**Aim**
Begin at the line below that contains "Output a JSON". Repeat it and all remaining lines of the records exactly.

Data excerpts
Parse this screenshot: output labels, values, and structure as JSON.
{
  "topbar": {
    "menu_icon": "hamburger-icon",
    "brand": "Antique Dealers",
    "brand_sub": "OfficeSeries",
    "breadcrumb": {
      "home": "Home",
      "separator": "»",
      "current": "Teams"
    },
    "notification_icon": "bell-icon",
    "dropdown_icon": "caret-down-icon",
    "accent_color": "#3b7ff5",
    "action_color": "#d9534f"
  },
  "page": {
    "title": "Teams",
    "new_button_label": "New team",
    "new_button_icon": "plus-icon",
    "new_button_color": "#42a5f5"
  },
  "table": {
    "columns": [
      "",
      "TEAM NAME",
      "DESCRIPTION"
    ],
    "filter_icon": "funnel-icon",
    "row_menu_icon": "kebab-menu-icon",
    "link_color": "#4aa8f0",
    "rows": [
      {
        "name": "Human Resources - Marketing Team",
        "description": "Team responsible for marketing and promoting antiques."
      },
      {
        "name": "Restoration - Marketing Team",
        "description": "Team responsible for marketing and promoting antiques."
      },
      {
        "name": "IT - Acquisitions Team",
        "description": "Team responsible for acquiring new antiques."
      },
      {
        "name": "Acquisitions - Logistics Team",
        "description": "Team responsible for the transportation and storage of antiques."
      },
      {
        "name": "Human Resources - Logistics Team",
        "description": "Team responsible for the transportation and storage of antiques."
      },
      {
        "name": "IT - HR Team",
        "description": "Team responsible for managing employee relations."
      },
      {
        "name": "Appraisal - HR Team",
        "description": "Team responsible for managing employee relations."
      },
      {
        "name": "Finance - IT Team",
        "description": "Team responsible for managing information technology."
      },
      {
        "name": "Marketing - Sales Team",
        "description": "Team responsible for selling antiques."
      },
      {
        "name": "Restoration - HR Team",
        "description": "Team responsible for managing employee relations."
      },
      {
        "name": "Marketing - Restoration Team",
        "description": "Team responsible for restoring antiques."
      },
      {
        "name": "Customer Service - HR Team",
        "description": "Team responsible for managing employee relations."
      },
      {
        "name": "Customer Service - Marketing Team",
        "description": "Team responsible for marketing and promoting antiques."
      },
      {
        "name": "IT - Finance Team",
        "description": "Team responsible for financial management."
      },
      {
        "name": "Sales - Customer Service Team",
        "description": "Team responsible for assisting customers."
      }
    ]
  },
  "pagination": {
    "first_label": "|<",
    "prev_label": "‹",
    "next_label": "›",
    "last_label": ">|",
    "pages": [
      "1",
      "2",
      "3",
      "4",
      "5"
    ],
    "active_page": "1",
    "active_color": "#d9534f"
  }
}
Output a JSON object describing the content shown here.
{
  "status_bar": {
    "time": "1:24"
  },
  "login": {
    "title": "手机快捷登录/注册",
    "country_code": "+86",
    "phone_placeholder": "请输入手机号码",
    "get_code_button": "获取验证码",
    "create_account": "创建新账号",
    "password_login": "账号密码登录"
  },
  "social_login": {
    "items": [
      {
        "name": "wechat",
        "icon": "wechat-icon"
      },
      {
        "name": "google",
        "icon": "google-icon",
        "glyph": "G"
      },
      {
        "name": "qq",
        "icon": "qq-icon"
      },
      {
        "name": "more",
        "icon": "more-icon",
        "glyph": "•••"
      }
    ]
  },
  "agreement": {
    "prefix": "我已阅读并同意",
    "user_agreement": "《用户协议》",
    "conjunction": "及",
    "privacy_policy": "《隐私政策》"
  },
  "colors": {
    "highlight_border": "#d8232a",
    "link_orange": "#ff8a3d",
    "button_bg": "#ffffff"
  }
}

**Exercise result**
Output a JSON object describing the content shown here.
{
  "status_bar": {
    "time": "1:24"
  },
  "login": {
    "title": "手机快捷登录/注册",
    "country_code": "+86",
    "phone_placeholder": "请输入手机号码",
    "get_code_button": "获取验证码",
    "create_account": "创建新账号",
    "password_login": "账号密码登录"
  },
  "social_login": {
    "items": [
      {
        "name": "wechat",
        "icon": "wechat-icon"
      },
      {
        "name": "google",
        "icon": "google-icon",
        "glyph": "G"
      },
      {
        "name": "qq",
        "icon": "qq-icon"
      },
      {
        "name": "more",
        "icon": "more-icon",
        "glyph": "•••"
      }
    ]
  },
  "agreement": {
    "prefix": "我已阅读并同意",
    "user_agreement": "《用户协议》",
    "conjunction": "及",
    "privacy_policy": "《隐私政策》"
  },
  "colors": {
    "highlight_border": "#d8232a",
    "link_orange": "#ff8a3d",
    "button_bg": "#ffffff"
  }
}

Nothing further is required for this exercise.